What you are asked to do:
Copy out every record precisely.

Listed records:
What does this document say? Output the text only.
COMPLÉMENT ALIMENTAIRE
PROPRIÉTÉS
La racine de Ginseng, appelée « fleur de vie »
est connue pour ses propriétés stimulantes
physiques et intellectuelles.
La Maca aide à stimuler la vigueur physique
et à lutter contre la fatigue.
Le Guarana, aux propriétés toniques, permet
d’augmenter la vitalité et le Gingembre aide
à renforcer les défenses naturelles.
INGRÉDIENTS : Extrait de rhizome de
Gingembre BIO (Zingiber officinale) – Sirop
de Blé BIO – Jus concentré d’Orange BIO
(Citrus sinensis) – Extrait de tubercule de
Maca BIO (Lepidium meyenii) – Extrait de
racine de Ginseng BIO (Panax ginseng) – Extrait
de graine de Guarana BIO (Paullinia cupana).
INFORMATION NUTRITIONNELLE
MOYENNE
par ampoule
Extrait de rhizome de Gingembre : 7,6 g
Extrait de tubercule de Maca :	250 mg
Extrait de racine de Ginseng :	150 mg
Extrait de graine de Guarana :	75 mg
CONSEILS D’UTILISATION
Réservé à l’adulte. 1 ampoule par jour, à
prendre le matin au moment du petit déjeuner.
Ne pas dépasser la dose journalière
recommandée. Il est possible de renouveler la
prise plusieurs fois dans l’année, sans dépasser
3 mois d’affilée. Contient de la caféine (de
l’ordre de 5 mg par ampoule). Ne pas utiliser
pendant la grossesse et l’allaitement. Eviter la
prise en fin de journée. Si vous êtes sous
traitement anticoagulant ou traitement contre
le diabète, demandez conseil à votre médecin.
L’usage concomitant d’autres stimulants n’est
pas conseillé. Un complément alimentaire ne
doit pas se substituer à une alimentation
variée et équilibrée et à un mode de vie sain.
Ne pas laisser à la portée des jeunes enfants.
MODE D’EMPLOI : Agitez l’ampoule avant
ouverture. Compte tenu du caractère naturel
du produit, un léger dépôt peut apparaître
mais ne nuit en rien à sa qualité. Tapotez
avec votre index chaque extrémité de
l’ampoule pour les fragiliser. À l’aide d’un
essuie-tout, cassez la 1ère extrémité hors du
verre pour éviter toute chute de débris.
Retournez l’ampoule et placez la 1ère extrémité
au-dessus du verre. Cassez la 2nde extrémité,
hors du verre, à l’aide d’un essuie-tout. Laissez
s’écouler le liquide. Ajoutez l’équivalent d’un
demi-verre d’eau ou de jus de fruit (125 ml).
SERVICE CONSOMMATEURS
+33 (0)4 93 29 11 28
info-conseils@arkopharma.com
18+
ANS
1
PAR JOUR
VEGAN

Solution to the exercise:
What does this document say? Output the text only.
COMPLÉMENT ALIMENTAIRE
PROPRIÉTÉS
La racine de Ginseng, appelée « fleur de vie »
est connue pour ses propriétés stimulantes
physiques et intellectuelles.
La Maca aide à stimuler la vigueur physique
et à lutter contre la fatigue.
Le Guarana, aux propriétés toniques, permet
d’augmenter la vitalité et le Gingembre aide
à renforcer les défenses naturelles.
INGRÉDIENTS : Extrait de rhizome de
Gingembre BIO (Zingiber officinale) – Sirop
de Blé BIO – Jus concentré d’Orange BIO
(Citrus sinensis) – Extrait de tubercule de
Maca BIO (Lepidium meyenii) – Extrait de
racine de Ginseng BIO (Panax ginseng) – Extrait
de graine de Guarana BIO (Paullinia cupana).
INFORMATION NUTRITIONNELLE
MOYENNE
par ampoule
Extrait de rhizome de Gingembre : 7,6 g
Extrait de tubercule de Maca :	250 mg
Extrait de racine de Ginseng :	150 mg
Extrait de graine de Guarana :	75 mg
CONSEILS D’UTILISATION
Réservé à l’adulte. 1 ampoule par jour, à
prendre le matin au moment du petit déjeuner.
Ne pas dépasser la dose journalière
recommandée. Il est possible de renouveler la
prise plusieurs fois dans l’année, sans dépasser
3 mois d’affilée. Contient de la caféine (de
l’ordre de 5 mg par ampoule). Ne pas utiliser
pendant la grossesse et l’allaitement. Eviter la
prise en fin de journée. Si vous êtes sous
traitement anticoagulant ou traitement contre
le diabète, demandez conseil à votre médecin.
L’usage concomitant d’autres stimulants n’est
pas conseillé. Un complément alimentaire ne
doit pas se substituer à une alimentation
variée et équilibrée et à un mode de vie sain.
Ne pas laisser à la portée des jeunes enfants.
MODE D’EMPLOI : Agitez l’ampoule avant
ouverture. Compte tenu du caractère naturel
du produit, un léger dépôt peut apparaître
mais ne nuit en rien à sa qualité. Tapotez
avec votre index chaque extrémité de
l’ampoule pour les fragiliser. À l’aide d’un
essuie-tout, cassez la 1ère extrémité hors du
verre pour éviter toute chute de débris.
Retournez l’ampoule et placez la 1ère extrémité
au-dessus du verre. Cassez la 2nde extrémité,
hors du verre, à l’aide d’un essuie-tout. Laissez
s’écouler le liquide. Ajoutez l’équivalent d’un
demi-verre d’eau ou de jus de fruit (125 ml).
SERVICE CONSOMMATEURS
+33 (0)4 93 29 11 28
info-conseils@arkopharma.com
18+
ANS
1
PAR JOUR
VEGAN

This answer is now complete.